§ **STATED GOAL**
Rewrite the review of 'Journey of Italy' below, everything from "Speaking of perspective, ‘Journey" down to "in human relationships.", with "crane shot" changed to "tracking shot".

§ **EXCERPT TO READ**
The story concerns an English couple, Alex Joyce (George Sanders) and Katherine Joyce (Ingrid Bergman), who travelled to Naples to deal with some business issues, and had an opportunity to do some sightseeing there. Yet, any fun in travelling soon gave way to domestic drama : Alex and Katherine had a strained relationship and throughout the journey that reached a breaking point. Both sides decided to keep some distance and therefore they parted way for a few days and did their own travelling instead. Alex spent his time, much like the characters in any 1960s films by Antonioni, and ended up achieving only emptiness in his soul. Katherine decided to immerse in the natural landscape and history of Naples and explored around the city. They eventually reached a common resolution though – a divorce was inevitable. Who would step in and save the day?

‘Journey of Italy’ is seen as a modernist film, a term much preferred by the forward-thinking filmmakers for the 1960s. Rossellini adopted a loose and episodic storyline for the film, and he also tried to enhance spontaneity by giving dialogues to the actors only shortly before shooting individual scenes. By eschewing rehearsal and preventing analysis, the actors could deliver an organic performance that resonated well with the episodic structure of the film.

Rossellini’s film not only influenced the young European filmmakers of the 1960s, it also exerted an observable influence on Michelangelo Antonioni’s films of the 1960s. The style and content of ‘Journey of Italy’ is very similar to Antonioni’s ‘L’Avventura’, and Rossellini’s use of landscapes to express transcendental or spiritual ideas was also emphasized by Antonioni in his work. Though the abandonment of a conventional story-telling approach, the usual peripheral landscape can be seen in a new light. The audience has to find active meanings through a new and unprecedented perspective, and that is the sentiment that gives the landscape an otherworldliness and ‘transcendence’, though not necessarily religious and spiritual by nature.

Speaking of perspective, ‘Journey of Italy’ is about a miracle that solved the English couple’s marriage problems. Alex and Katherine looked for alternatives for consolation of the soul. The film climaxed in a religious procession, where they miraculously reconciled and confirmed their love for each other. This is like a spiritual enlightenment for the couple, and the approach to show the scene is very similar to the miracle scene in Carl Theodor Dreyer’s ‘Ordet’, where the transcendental act is a portrayed like a spiritual black box. The final crane shot which showed the couple’s embrace testified their victory against a key problem in human relationships. 

What a brilliant masterpiece from the husband-and-wife team, Roberto Rossellini and Ingrid Bergman!

§ **PROVIDED RECORDS**
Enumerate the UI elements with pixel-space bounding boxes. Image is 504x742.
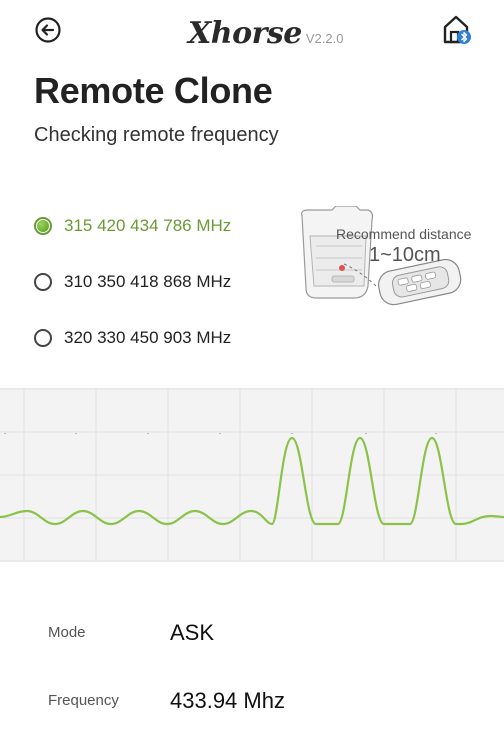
radio-selected-icon[interactable] (34, 217, 52, 235)
radio-unselected-icon[interactable] (34, 329, 52, 347)
signal-waveform (0, 388, 504, 562)
frequency-label: Frequency (48, 692, 119, 709)
frequency-option-3[interactable]: 320 330 450 903 MHz (34, 310, 231, 366)
waveform-line (0, 436, 504, 526)
mode-value: ASK (170, 620, 215, 645)
frequency-option-label: 320 330 450 903 MHz (64, 328, 232, 347)
radio-unselected-icon[interactable] (34, 273, 52, 291)
recommend-distance-value: 1~10cm (369, 244, 441, 266)
page-title: Remote Clone (34, 70, 273, 111)
frequency-option-label: 310 350 418 868 MHz (64, 272, 232, 291)
mode-label: Mode (48, 624, 86, 641)
brand-logo: Xhorse (188, 16, 302, 51)
frequency-options: 315 420 434 786 MHz 310 350 418 868 MHz … (34, 198, 231, 366)
home-button[interactable] (442, 14, 472, 46)
page-subtitle: Checking remote frequency (34, 124, 279, 146)
app-version: V2.2.0 (305, 31, 344, 46)
home-bluetooth-icon (443, 15, 471, 44)
brand-header: Xhorse V2.2.0 (188, 12, 343, 52)
recommend-distance-label: Recommend distance (336, 226, 472, 242)
back-button[interactable] (34, 16, 62, 44)
frequency-option-2[interactable]: 310 350 418 868 MHz (34, 254, 231, 310)
frequency-value: 433.94 Mhz (170, 688, 285, 713)
frequency-option-1[interactable]: 315 420 434 786 MHz (34, 198, 231, 254)
frequency-option-label: 315 420 434 786 MHz (64, 216, 232, 235)
arrow-left-circle-icon (35, 17, 61, 43)
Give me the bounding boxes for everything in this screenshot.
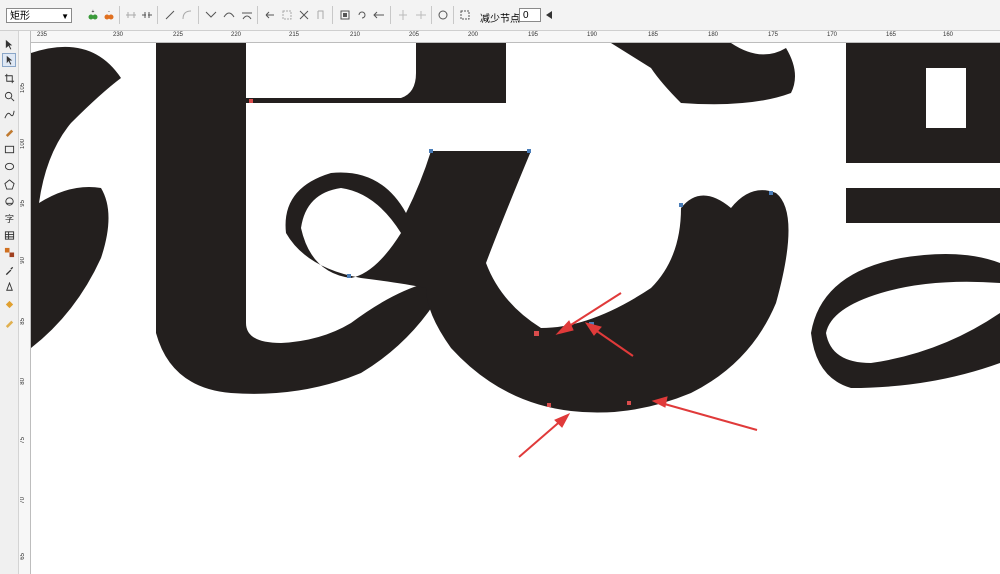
ellipse-tool-icon[interactable] <box>2 159 16 173</box>
crop-tool-icon[interactable] <box>2 71 16 85</box>
ruler-tick-h: 190 <box>587 32 598 38</box>
extract-subpath-icon[interactable] <box>297 8 311 22</box>
ruler-tick-v: 65 <box>20 553 26 560</box>
stretch-nodes-icon[interactable] <box>338 8 352 22</box>
smooth-node-icon[interactable] <box>222 8 236 22</box>
ruler-tick-h: 185 <box>648 32 659 38</box>
blend-tool-icon[interactable] <box>2 245 16 259</box>
fill-tool-icon[interactable] <box>2 297 16 311</box>
text-tool-icon[interactable]: 字 <box>2 211 16 225</box>
glyph-right-block <box>846 43 1000 163</box>
basic-shapes-icon[interactable] <box>2 194 16 208</box>
rectangle-tool-icon[interactable] <box>2 142 16 156</box>
mirror-vertical-icon[interactable] <box>414 8 428 22</box>
ruler-tick-h: 225 <box>173 32 184 38</box>
arrow-4 <box>660 402 758 431</box>
align-nodes-icon[interactable] <box>372 8 386 22</box>
ruler-tick-v: 90 <box>20 257 26 264</box>
join-nodes-icon[interactable] <box>124 8 138 22</box>
break-curve-icon[interactable] <box>140 8 154 22</box>
svg-text:+: + <box>92 9 95 15</box>
horizontal-ruler[interactable]: 235 230 225 220 215 210 205 200 195 190 185 180 175 1… <box>31 31 1000 43</box>
ruler-tick-v: 100 <box>20 139 26 150</box>
ruler-tick-v: 80 <box>20 378 26 385</box>
ruler-tick-h: 175 <box>768 32 779 38</box>
glyph-loop <box>285 151 789 413</box>
delete-node-icon[interactable]: - <box>102 8 116 22</box>
shape-type-select[interactable]: 矩形 ▼ <box>6 8 72 23</box>
glyph-right-bar <box>846 188 1000 223</box>
property-bar: 矩形 ▼ + - 减少节点 0 <box>0 0 1000 31</box>
to-line-icon[interactable] <box>163 8 177 22</box>
svg-text:字: 字 <box>4 213 13 224</box>
arrow-3 <box>518 417 565 458</box>
ruler-tick-v: 105 <box>20 83 26 94</box>
reverse-direction-icon[interactable] <box>263 8 277 22</box>
slider-arrow-icon[interactable] <box>542 8 556 22</box>
to-curve-icon[interactable] <box>180 8 194 22</box>
pick-tool-icon[interactable] <box>2 37 16 51</box>
ruler-tick-h: 165 <box>886 32 897 38</box>
ruler-tick-h: 215 <box>289 32 300 38</box>
artwork-svg <box>31 43 1000 458</box>
glyph-left-partial <box>31 46 121 348</box>
toolbox: 字 <box>0 31 19 574</box>
rotate-nodes-icon[interactable] <box>355 8 369 22</box>
smart-fill-icon[interactable] <box>2 124 16 138</box>
ruler-tick-v: 85 <box>20 318 26 325</box>
ruler-tick-h: 205 <box>409 32 420 38</box>
freehand-tool-icon[interactable] <box>2 107 16 121</box>
table-tool-icon[interactable] <box>2 228 16 242</box>
ruler-tick-h: 220 <box>231 32 242 38</box>
drawing-canvas[interactable] <box>31 43 1000 574</box>
svg-text:-: - <box>108 9 110 15</box>
add-node-icon[interactable]: + <box>86 8 100 22</box>
interactive-fill-icon[interactable] <box>2 315 16 329</box>
mirror-horizontal-icon[interactable] <box>396 8 410 22</box>
glyph-right-swoosh <box>811 254 1000 388</box>
ruler-tick-h: 210 <box>350 32 361 38</box>
ruler-tick-h: 235 <box>37 32 48 38</box>
ruler-tick-h: 170 <box>827 32 838 38</box>
close-curve-icon[interactable] <box>314 8 328 22</box>
shape-tool-icon[interactable] <box>2 53 16 67</box>
reduce-nodes-label: 减少节点 <box>480 14 520 25</box>
glyph-shapes <box>31 43 1000 413</box>
polygon-tool-icon[interactable] <box>2 177 16 191</box>
symmetric-node-icon[interactable] <box>240 8 254 22</box>
vertical-ruler[interactable]: 105 100 95 90 85 80 75 70 65 <box>19 31 31 574</box>
eyedropper-icon[interactable] <box>2 263 16 277</box>
ruler-tick-v: 95 <box>20 200 26 207</box>
shape-type-value: 矩形 <box>10 11 30 22</box>
ruler-tick-h: 180 <box>708 32 719 38</box>
ruler-tick-v: 70 <box>20 497 26 504</box>
select-all-nodes-icon[interactable] <box>458 8 472 22</box>
extend-curve-icon[interactable] <box>280 8 294 22</box>
ruler-tick-h: 230 <box>113 32 124 38</box>
elastic-mode-icon[interactable] <box>436 8 450 22</box>
glyph-top-blob <box>611 43 795 105</box>
ruler-tick-h: 200 <box>468 32 479 38</box>
ruler-tick-h: 160 <box>943 32 954 38</box>
outline-tool-icon[interactable] <box>2 280 16 294</box>
chevron-down-icon[interactable]: ▼ <box>61 9 69 24</box>
cusp-node-icon[interactable] <box>204 8 218 22</box>
ruler-tick-h: 195 <box>528 32 539 38</box>
reduce-nodes-input[interactable]: 0 <box>519 8 541 22</box>
zoom-tool-icon[interactable] <box>2 89 16 103</box>
ruler-tick-v: 75 <box>20 437 26 444</box>
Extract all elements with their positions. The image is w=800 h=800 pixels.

§ **FINISHED ANSWER**
Speaking of perspective, ‘Journey of Italy’ is about a miracle that solved the English couple’s marriage problems. Alex and Katherine looked for alternatives for consolation of the soul. The film climaxed in a religious procession, where they miraculously reconciled and confirmed their love for each other. This is like a spiritual enlightenment for the couple, and the approach to show the scene is very similar to the miracle scene in Carl Theodor Dreyer’s ‘Ordet’, where the transcendental act is a portrayed like a spiritual black box. The final tracking shot which showed the couple’s embrace testified their victory against a key problem in human relationships.